#### DIRECTIONS:
What is needed here is an exact copy of every entry.

· · ·

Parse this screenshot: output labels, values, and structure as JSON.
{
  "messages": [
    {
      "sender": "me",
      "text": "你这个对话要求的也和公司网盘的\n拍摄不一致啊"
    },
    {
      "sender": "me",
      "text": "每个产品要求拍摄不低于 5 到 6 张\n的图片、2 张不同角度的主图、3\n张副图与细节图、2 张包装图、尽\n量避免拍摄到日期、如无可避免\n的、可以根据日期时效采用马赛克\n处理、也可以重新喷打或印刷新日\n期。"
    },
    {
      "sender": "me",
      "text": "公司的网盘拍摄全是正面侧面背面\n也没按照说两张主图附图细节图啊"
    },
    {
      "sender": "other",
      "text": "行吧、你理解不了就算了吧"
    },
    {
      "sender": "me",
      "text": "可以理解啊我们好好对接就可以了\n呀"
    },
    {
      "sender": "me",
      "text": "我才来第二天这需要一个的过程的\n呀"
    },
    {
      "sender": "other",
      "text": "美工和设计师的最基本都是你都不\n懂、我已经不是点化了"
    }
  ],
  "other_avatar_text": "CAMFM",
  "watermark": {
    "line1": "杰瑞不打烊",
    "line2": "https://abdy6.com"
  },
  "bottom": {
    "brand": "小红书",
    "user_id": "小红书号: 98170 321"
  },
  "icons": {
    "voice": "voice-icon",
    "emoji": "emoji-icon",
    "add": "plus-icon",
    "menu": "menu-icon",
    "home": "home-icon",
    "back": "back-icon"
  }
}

· · ·

#### WRITTEN ANSWER:
Parse this screenshot: output labels, values, and structure as JSON.
{
  "messages": [
    {
      "sender": "me",
      "text": "你这个对话要求的也和公司网盘的\n拍摄不一致啊"
    },
    {
      "sender": "me",
      "text": "每个产品要求拍摄不低于 5 到 6 张\n的图片、2 张不同角度的主图、3\n张副图与细节图、2 张包装图、尽\n量避免拍摄到日期、如无可避免\n的、可以根据日期时效采用马赛克\n处理、也可以重新喷打或印刷新日\n期。"
    },
    {
      "sender": "me",
      "text": "公司的网盘拍摄全是正面侧面背面\n也没按照说两张主图附图细节图啊"
    },
    {
      "sender": "other",
      "text": "行吧、你理解不了就算了吧"
    },
    {
      "sender": "me",
      "text": "可以理解啊我们好好对接就可以了\n呀"
    },
    {
      "sender": "me",
      "text": "我才来第二天这需要一个的过程的\n呀"
    },
    {
      "sender": "other",
      "text": "美工和设计师的最基本都是你都不\n懂、我已经不是点化了"
    }
  ],
  "other_avatar_text": "CAMFM",
  "watermark": {
    "line1": "杰瑞不打烊",
    "line2": "https://abdy6.com"
  },
  "bottom": {
    "brand": "小红书",
    "user_id": "小红书号: 98170 321"
  },
  "icons": {
    "voice": "voice-icon",
    "emoji": "emoji-icon",
    "add": "plus-icon",
    "menu": "menu-icon",
    "home": "home-icon",
    "back": "back-icon"
  }
}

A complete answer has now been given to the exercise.